## PROBLEM DESCRIPTION
The records underneath are to be repeated exactly, with the pictures left out.

## EXERCISE MATERIALS
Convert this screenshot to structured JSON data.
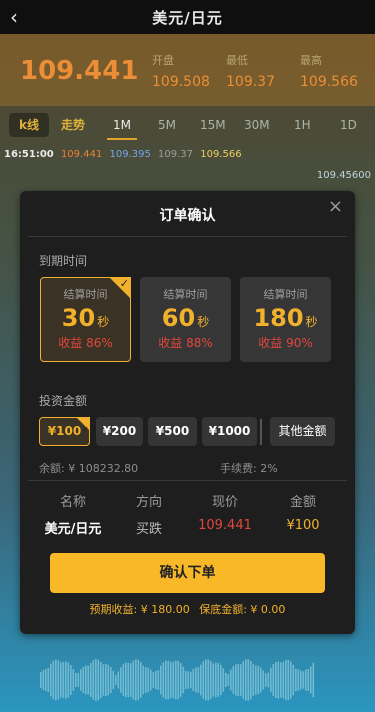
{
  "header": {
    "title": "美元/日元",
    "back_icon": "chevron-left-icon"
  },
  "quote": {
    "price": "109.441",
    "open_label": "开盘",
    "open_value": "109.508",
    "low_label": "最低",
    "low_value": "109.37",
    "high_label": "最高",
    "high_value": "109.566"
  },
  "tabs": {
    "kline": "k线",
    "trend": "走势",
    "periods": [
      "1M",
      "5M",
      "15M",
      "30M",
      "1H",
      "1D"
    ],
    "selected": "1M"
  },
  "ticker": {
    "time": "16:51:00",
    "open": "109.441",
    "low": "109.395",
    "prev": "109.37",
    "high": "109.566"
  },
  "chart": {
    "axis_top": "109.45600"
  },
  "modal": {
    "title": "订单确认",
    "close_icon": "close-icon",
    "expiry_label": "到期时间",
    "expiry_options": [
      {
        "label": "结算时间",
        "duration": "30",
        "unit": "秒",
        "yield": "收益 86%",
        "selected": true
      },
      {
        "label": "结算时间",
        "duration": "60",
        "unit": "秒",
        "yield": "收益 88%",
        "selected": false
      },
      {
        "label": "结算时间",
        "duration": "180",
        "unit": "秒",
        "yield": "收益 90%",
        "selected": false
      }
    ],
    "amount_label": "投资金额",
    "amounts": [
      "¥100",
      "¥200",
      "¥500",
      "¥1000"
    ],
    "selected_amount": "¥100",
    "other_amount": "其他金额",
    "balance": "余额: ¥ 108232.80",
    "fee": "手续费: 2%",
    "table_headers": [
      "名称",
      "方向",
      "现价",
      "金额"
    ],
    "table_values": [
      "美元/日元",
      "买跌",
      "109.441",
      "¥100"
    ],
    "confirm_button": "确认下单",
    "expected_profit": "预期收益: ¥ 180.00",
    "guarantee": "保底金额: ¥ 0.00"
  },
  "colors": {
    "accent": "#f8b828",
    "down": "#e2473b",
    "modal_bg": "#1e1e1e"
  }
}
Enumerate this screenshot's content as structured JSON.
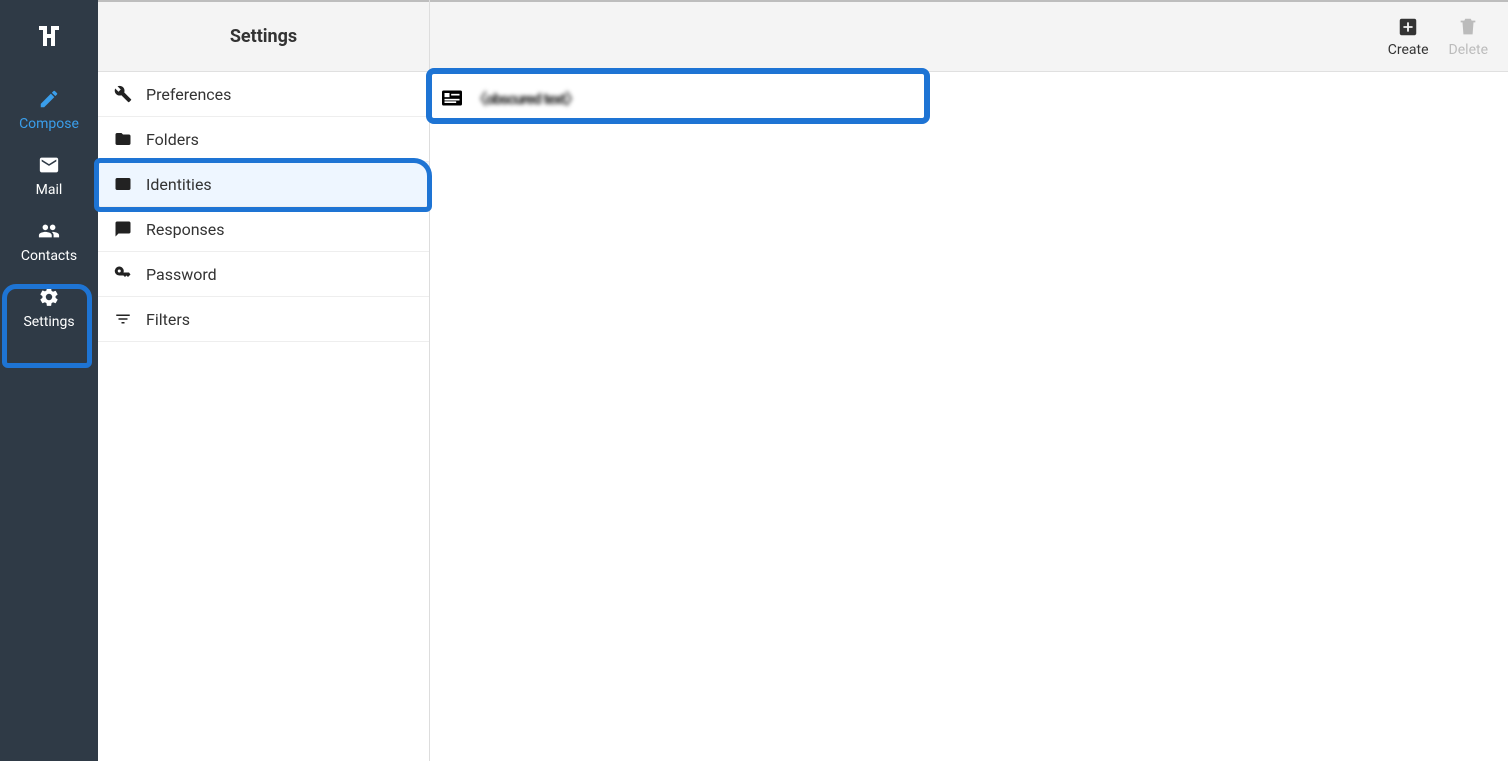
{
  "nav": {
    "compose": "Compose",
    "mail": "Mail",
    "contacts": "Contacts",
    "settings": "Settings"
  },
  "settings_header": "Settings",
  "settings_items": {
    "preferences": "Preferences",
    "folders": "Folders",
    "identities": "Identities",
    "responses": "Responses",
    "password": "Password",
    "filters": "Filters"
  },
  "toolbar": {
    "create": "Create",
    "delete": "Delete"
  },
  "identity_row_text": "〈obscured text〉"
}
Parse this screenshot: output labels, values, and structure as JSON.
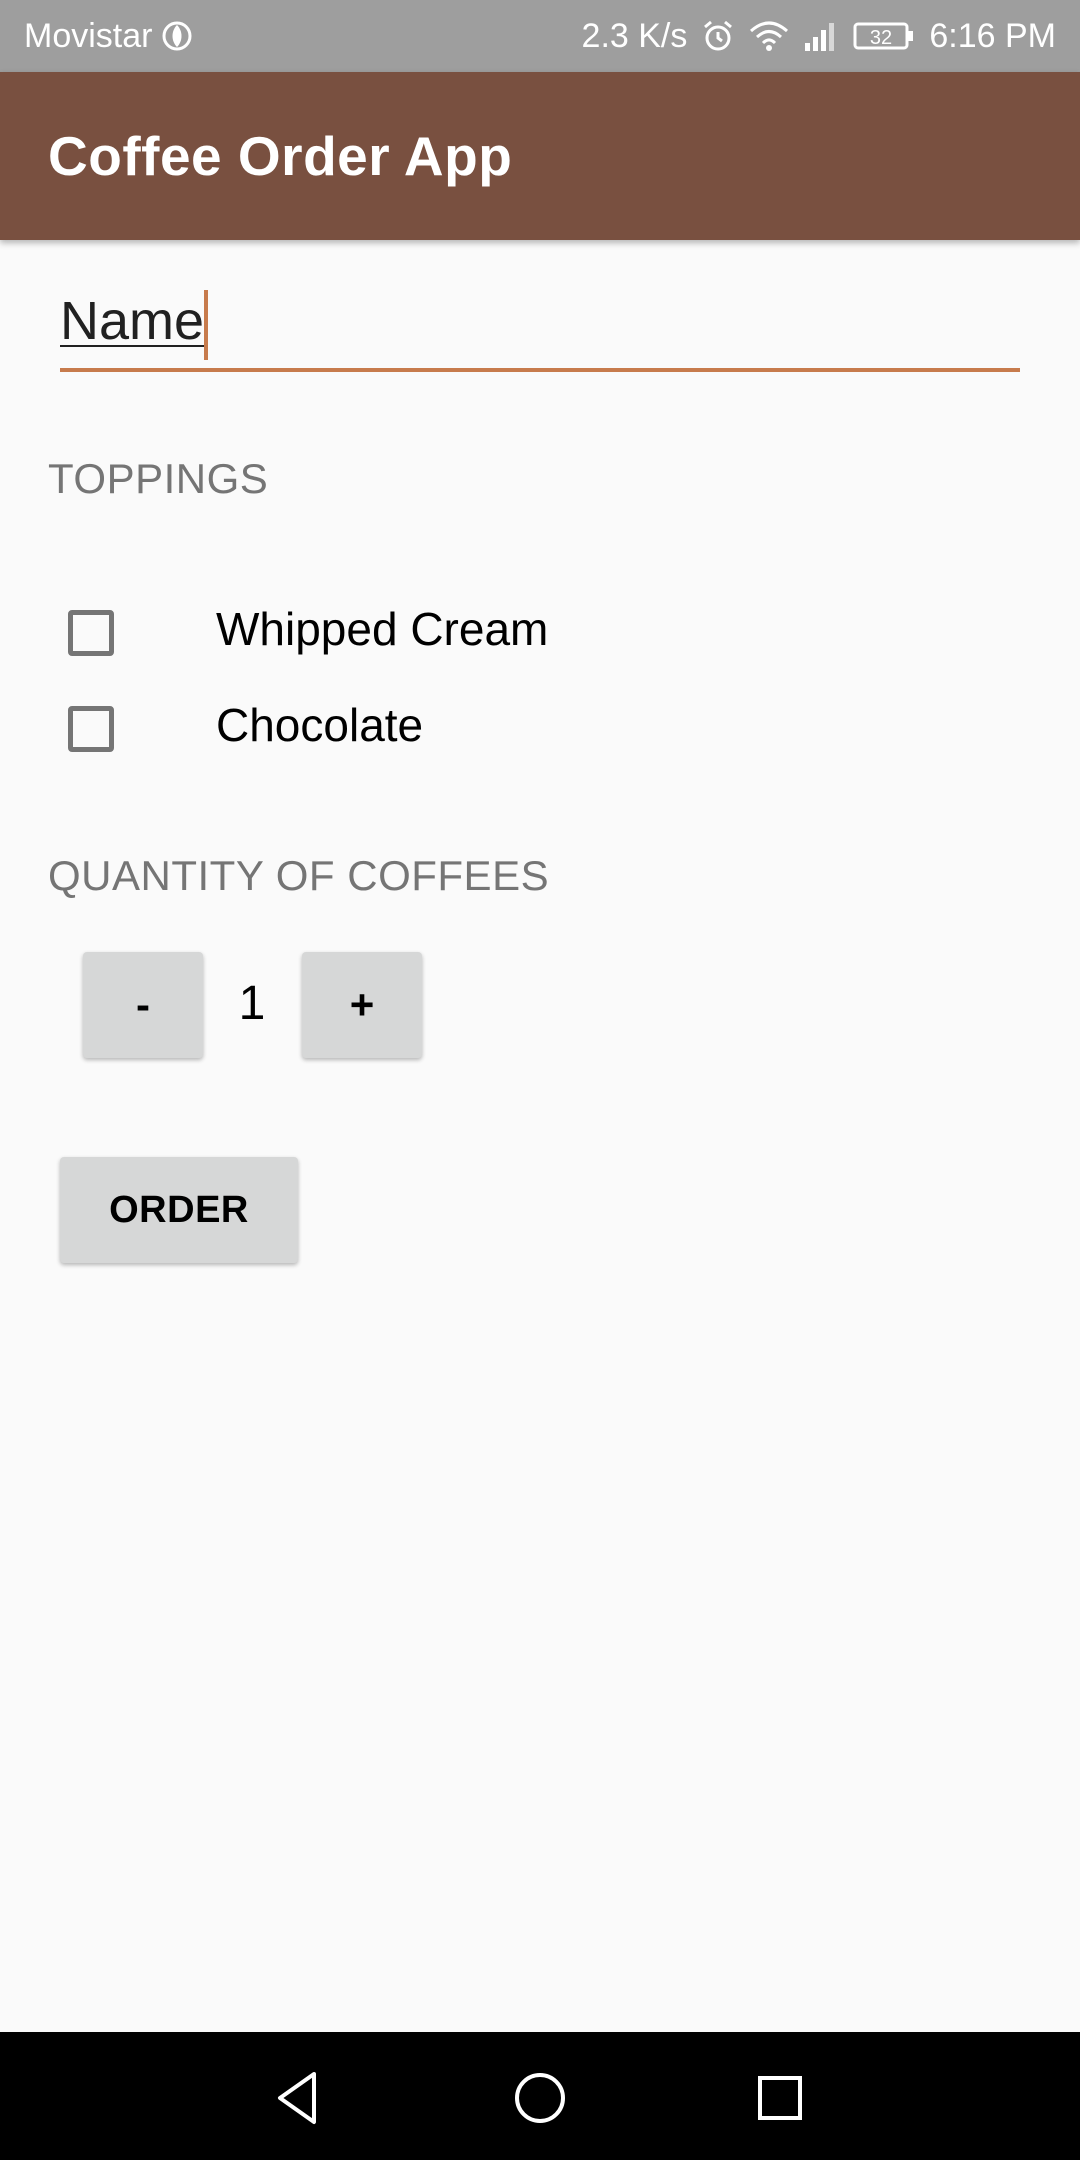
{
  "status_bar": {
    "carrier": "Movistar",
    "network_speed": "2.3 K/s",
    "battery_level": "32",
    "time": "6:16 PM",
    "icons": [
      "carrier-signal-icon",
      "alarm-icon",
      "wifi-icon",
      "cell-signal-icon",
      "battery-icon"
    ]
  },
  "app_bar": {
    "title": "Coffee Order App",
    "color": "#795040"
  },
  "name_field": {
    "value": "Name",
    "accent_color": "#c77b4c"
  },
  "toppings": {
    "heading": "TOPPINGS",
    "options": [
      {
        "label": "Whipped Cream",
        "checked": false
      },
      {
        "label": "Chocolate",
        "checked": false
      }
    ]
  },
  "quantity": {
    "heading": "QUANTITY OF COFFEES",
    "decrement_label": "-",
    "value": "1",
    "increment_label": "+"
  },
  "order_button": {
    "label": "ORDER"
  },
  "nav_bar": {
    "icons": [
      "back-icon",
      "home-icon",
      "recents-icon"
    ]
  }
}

## RESPONSE
Convert this screenshot to structured JSON data.
{
  "header": {
    "title": "美元/日元",
    "back_icon": "chevron-left-icon"
  },
  "quote": {
    "price": "109.441",
    "open_label": "开盘",
    "open_value": "109.508",
    "low_label": "最低",
    "low_value": "109.37",
    "high_label": "最高",
    "high_value": "109.566"
  },
  "tabs": {
    "kline": "k线",
    "trend": "走势",
    "periods": [
      "1M",
      "5M",
      "15M",
      "30M",
      "1H",
      "1D"
    ],
    "selected": "1M"
  },
  "ticker": {
    "time": "16:51:00",
    "open": "109.441",
    "low": "109.395",
    "prev": "109.37",
    "high": "109.566"
  },
  "chart": {
    "axis_top": "109.45600"
  },
  "modal": {
    "title": "订单确认",
    "close_icon": "close-icon",
    "expiry_label": "到期时间",
    "expiry_options": [
      {
        "label": "结算时间",
        "duration": "30",
        "unit": "秒",
        "yield": "收益 86%",
        "selected": true
      },
      {
        "label": "结算时间",
        "duration": "60",
        "unit": "秒",
        "yield": "收益 88%",
        "selected": false
      },
      {
        "label": "结算时间",
        "duration": "180",
        "unit": "秒",
        "yield": "收益 90%",
        "selected": false
      }
    ],
    "amount_label": "投资金额",
    "amounts": [
      "¥100",
      "¥200",
      "¥500",
      "¥1000"
    ],
    "selected_amount": "¥100",
    "other_amount": "其他金额",
    "balance": "余额: ¥ 108232.80",
    "fee": "手续费: 2%",
    "table_headers": [
      "名称",
      "方向",
      "现价",
      "金额"
    ],
    "table_values": [
      "美元/日元",
      "买跌",
      "109.441",
      "¥100"
    ],
    "confirm_button": "确认下单",
    "expected_profit": "预期收益: ¥ 180.00",
    "guarantee": "保底金额: ¥ 0.00"
  },
  "colors": {
    "accent": "#f8b828",
    "down": "#e2473b",
    "modal_bg": "#1e1e1e"
  }
}
Enumerate this screenshot's content as structured JSON.
{
  "nav": {
    "compose": "Compose",
    "mail": "Mail",
    "contacts": "Contacts",
    "settings": "Settings"
  },
  "settings_header": "Settings",
  "settings_items": {
    "preferences": "Preferences",
    "folders": "Folders",
    "identities": "Identities",
    "responses": "Responses",
    "password": "Password",
    "filters": "Filters"
  },
  "toolbar": {
    "create": "Create",
    "delete": "Delete"
  },
  "identity_row_text": "〈obscured text〉"
}
Parse this screenshot: output labels, values, and structure as JSON.
{
  "status_bar": {
    "carrier": "Movistar",
    "network_speed": "2.3 K/s",
    "battery_level": "32",
    "time": "6:16 PM",
    "icons": [
      "carrier-signal-icon",
      "alarm-icon",
      "wifi-icon",
      "cell-signal-icon",
      "battery-icon"
    ]
  },
  "app_bar": {
    "title": "Coffee Order App",
    "color": "#795040"
  },
  "name_field": {
    "value": "Name",
    "accent_color": "#c77b4c"
  },
  "toppings": {
    "heading": "TOPPINGS",
    "options": [
      {
        "label": "Whipped Cream",
        "checked": false
      },
      {
        "label": "Chocolate",
        "checked": false
      }
    ]
  },
  "quantity": {
    "heading": "QUANTITY OF COFFEES",
    "decrement_label": "-",
    "value": "1",
    "increment_label": "+"
  },
  "order_button": {
    "label": "ORDER"
  },
  "nav_bar": {
    "icons": [
      "back-icon",
      "home-icon",
      "recents-icon"
    ]
  }
}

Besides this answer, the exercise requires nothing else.